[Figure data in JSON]
┄┄┄┄┄┄┄┄┄┄
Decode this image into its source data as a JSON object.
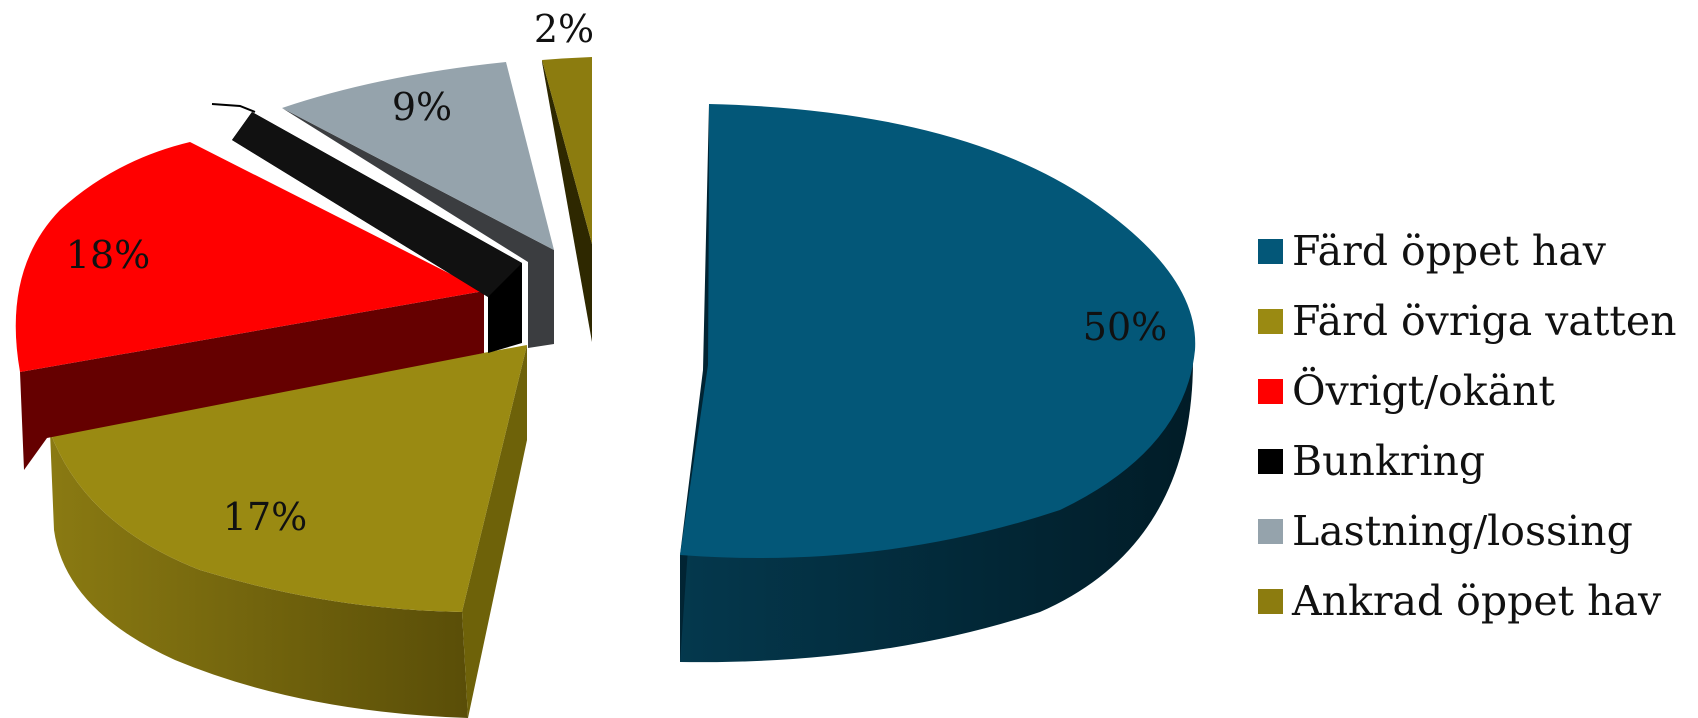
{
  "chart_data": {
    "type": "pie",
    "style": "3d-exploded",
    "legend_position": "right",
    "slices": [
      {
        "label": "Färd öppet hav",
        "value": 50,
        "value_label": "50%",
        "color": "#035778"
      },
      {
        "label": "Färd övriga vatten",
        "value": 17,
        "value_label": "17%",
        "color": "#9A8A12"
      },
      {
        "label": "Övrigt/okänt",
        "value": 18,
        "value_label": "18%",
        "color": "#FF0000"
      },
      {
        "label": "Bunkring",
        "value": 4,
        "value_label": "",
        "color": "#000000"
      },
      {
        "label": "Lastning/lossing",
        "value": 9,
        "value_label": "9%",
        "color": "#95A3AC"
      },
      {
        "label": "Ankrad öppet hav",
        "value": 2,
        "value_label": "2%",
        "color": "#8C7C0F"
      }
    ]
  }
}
┄┄┄┄┄┄┄┄┄┄
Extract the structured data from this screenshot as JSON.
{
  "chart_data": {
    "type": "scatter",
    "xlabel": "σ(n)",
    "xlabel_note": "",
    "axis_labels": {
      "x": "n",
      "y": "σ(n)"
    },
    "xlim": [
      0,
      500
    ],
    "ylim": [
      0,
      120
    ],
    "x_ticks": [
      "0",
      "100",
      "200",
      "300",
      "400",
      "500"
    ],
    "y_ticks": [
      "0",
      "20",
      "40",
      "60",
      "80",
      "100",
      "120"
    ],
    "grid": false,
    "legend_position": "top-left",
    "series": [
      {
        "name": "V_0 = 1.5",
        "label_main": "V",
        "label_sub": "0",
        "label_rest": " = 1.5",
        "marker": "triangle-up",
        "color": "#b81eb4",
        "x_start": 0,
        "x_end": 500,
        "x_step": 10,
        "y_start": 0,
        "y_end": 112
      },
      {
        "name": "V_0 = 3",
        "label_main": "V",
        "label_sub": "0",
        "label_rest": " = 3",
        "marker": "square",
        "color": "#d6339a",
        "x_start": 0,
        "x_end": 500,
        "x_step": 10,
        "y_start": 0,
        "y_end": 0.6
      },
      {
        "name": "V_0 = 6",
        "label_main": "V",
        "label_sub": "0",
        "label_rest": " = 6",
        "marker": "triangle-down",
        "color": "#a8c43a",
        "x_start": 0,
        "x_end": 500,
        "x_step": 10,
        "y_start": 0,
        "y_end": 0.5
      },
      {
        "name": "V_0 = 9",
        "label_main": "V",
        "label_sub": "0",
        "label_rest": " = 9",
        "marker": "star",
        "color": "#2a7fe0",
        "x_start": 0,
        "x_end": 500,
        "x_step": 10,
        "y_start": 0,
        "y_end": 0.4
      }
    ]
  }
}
┄┄┄┄┄┄┄┄┄┄
:: WORK TO COMPLETE ::
From the listing above, pick out every line containing "Färd".

:: PROBLEM SOLUTION ::
        "label": "Färd öppet hav",
        "label": "Färd övriga vatten",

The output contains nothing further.